(Entries from a dataset)
◆ ◆ ◆ ◆
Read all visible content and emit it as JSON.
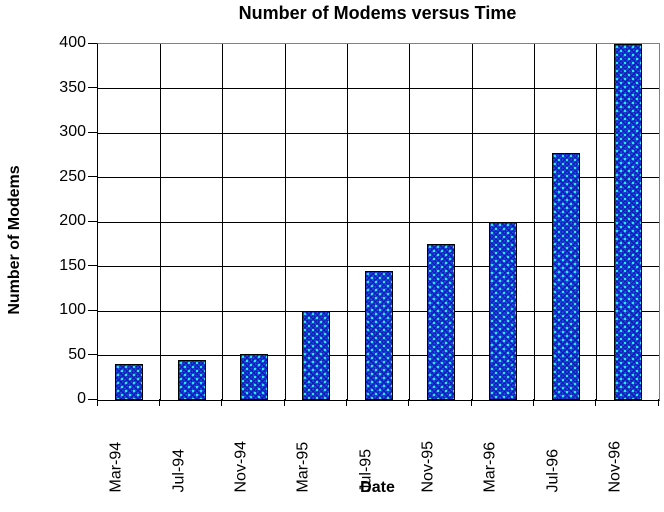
{
  "chart_data": {
    "type": "bar",
    "title": "Number of Modems versus Time",
    "xlabel": "Date",
    "ylabel": "Number of Modems",
    "categories": [
      "Mar-94",
      "Jul-94",
      "Nov-94",
      "Mar-95",
      "Jul-95",
      "Nov-95",
      "Mar-96",
      "Jul-96",
      "Nov-96"
    ],
    "values": [
      40,
      45,
      52,
      100,
      145,
      175,
      200,
      277,
      400
    ],
    "ylim": [
      0,
      400
    ],
    "ytick_step": 50,
    "ytick_labels": [
      "0",
      "50",
      "100",
      "150",
      "200",
      "250",
      "300",
      "350",
      "400"
    ],
    "grid": "both",
    "legend": "none",
    "colors": {
      "bar_fill": "#2444e4",
      "bar_dot": "#22eaff",
      "bar_checker": "#0a1cae",
      "bar_border": "#000000",
      "gridline": "#000000",
      "plot_border": "#808080",
      "background": "#ffffff",
      "text": "#000000"
    }
  }
}
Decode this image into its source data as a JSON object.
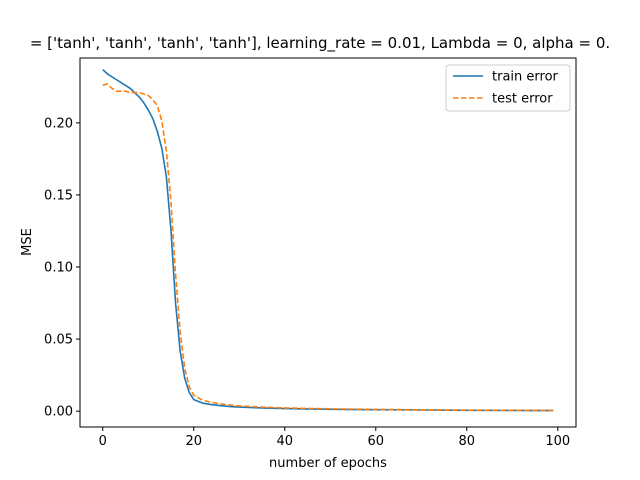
{
  "chart_data": {
    "type": "line",
    "title": "= ['tanh', 'tanh', 'tanh', 'tanh'], learning_rate = 0.01, Lambda = 0, alpha = 0.",
    "xlabel": "number of epochs",
    "ylabel": "MSE",
    "xlim": [
      -5,
      104
    ],
    "ylim": [
      -0.011,
      0.245
    ],
    "xticks": [
      0,
      20,
      40,
      60,
      80,
      100
    ],
    "xtick_labels": [
      "0",
      "20",
      "40",
      "60",
      "80",
      "100"
    ],
    "yticks": [
      0.0,
      0.05,
      0.1,
      0.15,
      0.2
    ],
    "ytick_labels": [
      "0.00",
      "0.05",
      "0.10",
      "0.15",
      "0.20"
    ],
    "grid": false,
    "legend_position": "top-right",
    "series": [
      {
        "name": "train error",
        "color": "#1f77b4",
        "dash": "solid",
        "x": [
          0,
          1,
          2,
          3,
          4,
          5,
          6,
          7,
          8,
          9,
          10,
          11,
          12,
          13,
          14,
          15,
          16,
          17,
          18,
          19,
          20,
          22,
          24,
          26,
          28,
          30,
          35,
          40,
          50,
          60,
          70,
          80,
          90,
          99
        ],
        "y": [
          0.237,
          0.234,
          0.232,
          0.23,
          0.228,
          0.226,
          0.224,
          0.221,
          0.218,
          0.214,
          0.209,
          0.203,
          0.194,
          0.182,
          0.162,
          0.125,
          0.075,
          0.042,
          0.023,
          0.013,
          0.008,
          0.0055,
          0.0045,
          0.0038,
          0.0032,
          0.0028,
          0.0022,
          0.0018,
          0.0013,
          0.001,
          0.0008,
          0.0006,
          0.0005,
          0.0004
        ]
      },
      {
        "name": "test error",
        "color": "#ff7f0e",
        "dash": "dashed",
        "x": [
          0,
          1,
          2,
          3,
          4,
          5,
          6,
          7,
          8,
          9,
          10,
          11,
          12,
          13,
          14,
          15,
          16,
          17,
          18,
          19,
          20,
          22,
          24,
          26,
          28,
          30,
          35,
          40,
          50,
          60,
          70,
          80,
          90,
          99
        ],
        "y": [
          0.226,
          0.227,
          0.224,
          0.222,
          0.222,
          0.222,
          0.221,
          0.221,
          0.221,
          0.22,
          0.219,
          0.216,
          0.212,
          0.201,
          0.18,
          0.145,
          0.095,
          0.055,
          0.03,
          0.017,
          0.011,
          0.0075,
          0.006,
          0.005,
          0.0042,
          0.0036,
          0.0028,
          0.0022,
          0.0016,
          0.0012,
          0.0009,
          0.0007,
          0.0006,
          0.0005
        ]
      }
    ]
  }
}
◆ ◆ ◆ ◆
▶ _Task statement_: Check every line of the data, and copy the ones that contain "Modems".

▶ _Problem solution_:
    "title": "Number of Modems versus Time",
    "ylabel": "Number of Modems",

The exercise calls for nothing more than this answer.